▶ _What to do_: Without including any pictures, write out the listing below exactly.

▶ _Task input_:
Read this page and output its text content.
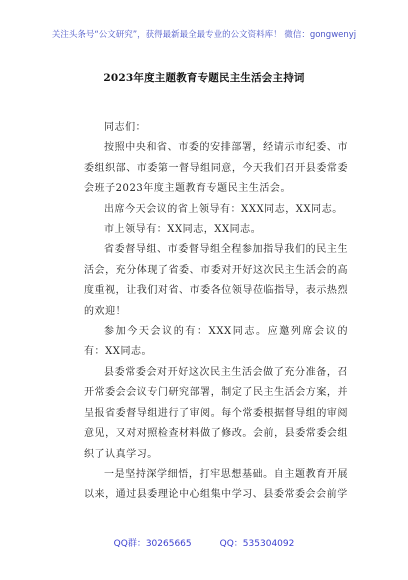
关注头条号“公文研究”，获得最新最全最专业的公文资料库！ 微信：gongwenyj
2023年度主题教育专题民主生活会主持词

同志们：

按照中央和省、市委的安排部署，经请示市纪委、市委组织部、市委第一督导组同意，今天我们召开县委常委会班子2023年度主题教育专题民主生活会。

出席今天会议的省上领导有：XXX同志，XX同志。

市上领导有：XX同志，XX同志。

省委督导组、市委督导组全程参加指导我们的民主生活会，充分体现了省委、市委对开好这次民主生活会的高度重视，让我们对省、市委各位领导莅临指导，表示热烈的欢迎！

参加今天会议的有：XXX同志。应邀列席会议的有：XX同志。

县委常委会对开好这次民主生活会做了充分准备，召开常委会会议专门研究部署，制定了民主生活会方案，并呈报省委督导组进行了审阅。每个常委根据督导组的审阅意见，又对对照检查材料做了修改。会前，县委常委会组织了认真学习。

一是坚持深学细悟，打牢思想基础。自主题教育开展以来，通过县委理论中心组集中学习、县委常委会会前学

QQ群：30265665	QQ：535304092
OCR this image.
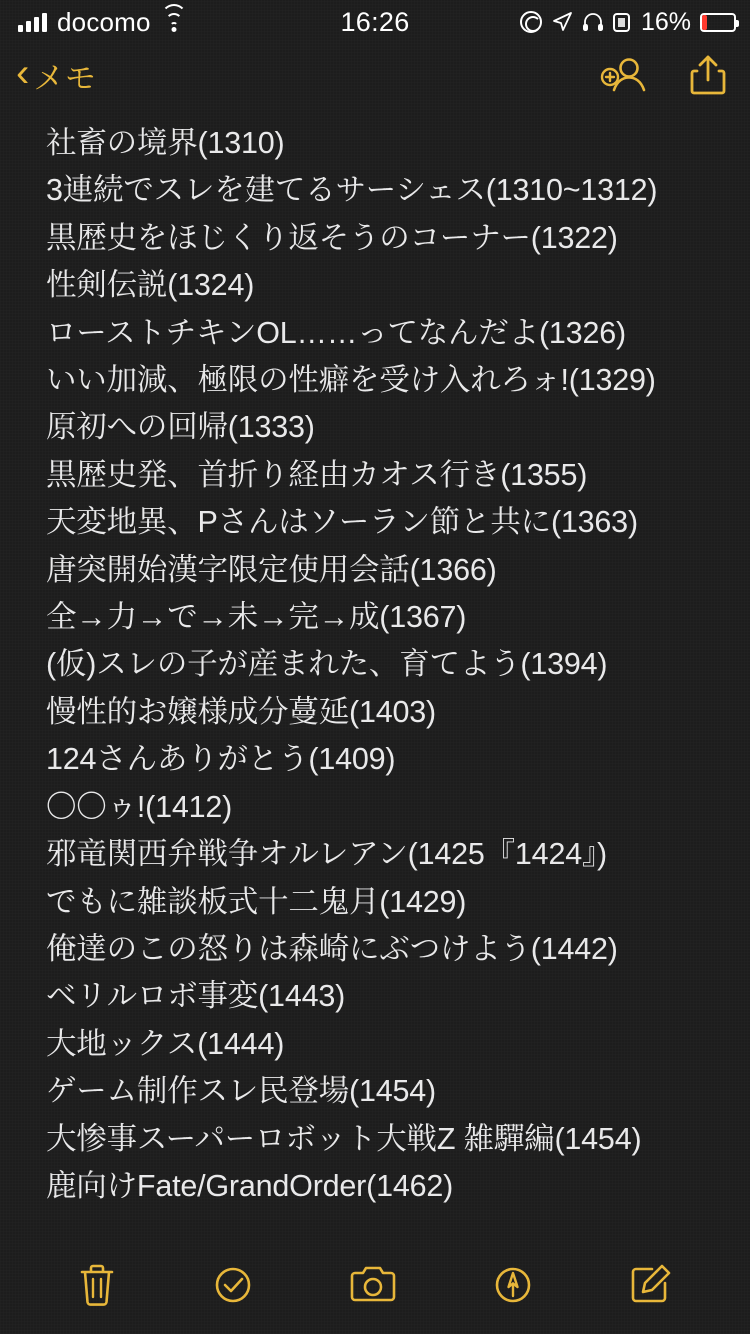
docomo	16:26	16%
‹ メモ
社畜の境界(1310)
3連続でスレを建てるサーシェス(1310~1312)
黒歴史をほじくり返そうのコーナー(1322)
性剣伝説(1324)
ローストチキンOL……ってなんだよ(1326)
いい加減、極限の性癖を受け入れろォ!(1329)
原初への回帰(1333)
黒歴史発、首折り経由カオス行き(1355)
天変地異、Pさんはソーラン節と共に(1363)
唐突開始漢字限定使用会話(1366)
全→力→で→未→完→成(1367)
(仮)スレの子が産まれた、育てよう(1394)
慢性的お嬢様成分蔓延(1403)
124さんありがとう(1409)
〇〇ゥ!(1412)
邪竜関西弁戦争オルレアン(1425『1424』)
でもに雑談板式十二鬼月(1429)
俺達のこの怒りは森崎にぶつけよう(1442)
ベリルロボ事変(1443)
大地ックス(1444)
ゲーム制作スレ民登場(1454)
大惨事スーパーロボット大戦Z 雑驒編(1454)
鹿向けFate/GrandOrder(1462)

▶ _Final answer_:
Read this page and output its text content.
关注头条号“公文研究”，获得最新最全最专业的公文资料库！ 微信：gongwenyj
2023年度主题教育专题民主生活会主持词

同志们：

按照中央和省、市委的安排部署，经请示市纪委、市委组织部、市委第一督导组同意，今天我们召开县委常委会班子2023年度主题教育专题民主生活会。

出席今天会议的省上领导有：XXX同志，XX同志。

市上领导有：XX同志，XX同志。

省委督导组、市委督导组全程参加指导我们的民主生活会，充分体现了省委、市委对开好这次民主生活会的高度重视，让我们对省、市委各位领导莅临指导，表示热烈的欢迎！

参加今天会议的有：XXX同志。应邀列席会议的有：XX同志。

县委常委会对开好这次民主生活会做了充分准备，召开常委会会议专门研究部署，制定了民主生活会方案，并呈报省委督导组进行了审阅。每个常委根据督导组的审阅意见，又对对照检查材料做了修改。会前，县委常委会组织了认真学习。

一是坚持深学细悟，打牢思想基础。自主题教育开展以来，通过县委理论中心组集中学习、县委常委会会前学

QQ群：30265665	QQ：535304092
OCR this image.
docomo	16:26	16%
‹ メモ
社畜の境界(1310)
3連続でスレを建てるサーシェス(1310~1312)
黒歴史をほじくり返そうのコーナー(1322)
性剣伝説(1324)
ローストチキンOL……ってなんだよ(1326)
いい加減、極限の性癖を受け入れろォ!(1329)
原初への回帰(1333)
黒歴史発、首折り経由カオス行き(1355)
天変地異、Pさんはソーラン節と共に(1363)
唐突開始漢字限定使用会話(1366)
全→力→で→未→完→成(1367)
(仮)スレの子が産まれた、育てよう(1394)
慢性的お嬢様成分蔓延(1403)
124さんありがとう(1409)
〇〇ゥ!(1412)
邪竜関西弁戦争オルレアン(1425『1424』)
でもに雑談板式十二鬼月(1429)
俺達のこの怒りは森崎にぶつけよう(1442)
ベリルロボ事変(1443)
大地ックス(1444)
ゲーム制作スレ民登場(1454)
大惨事スーパーロボット大戦Z 雑驒編(1454)
鹿向けFate/GrandOrder(1462)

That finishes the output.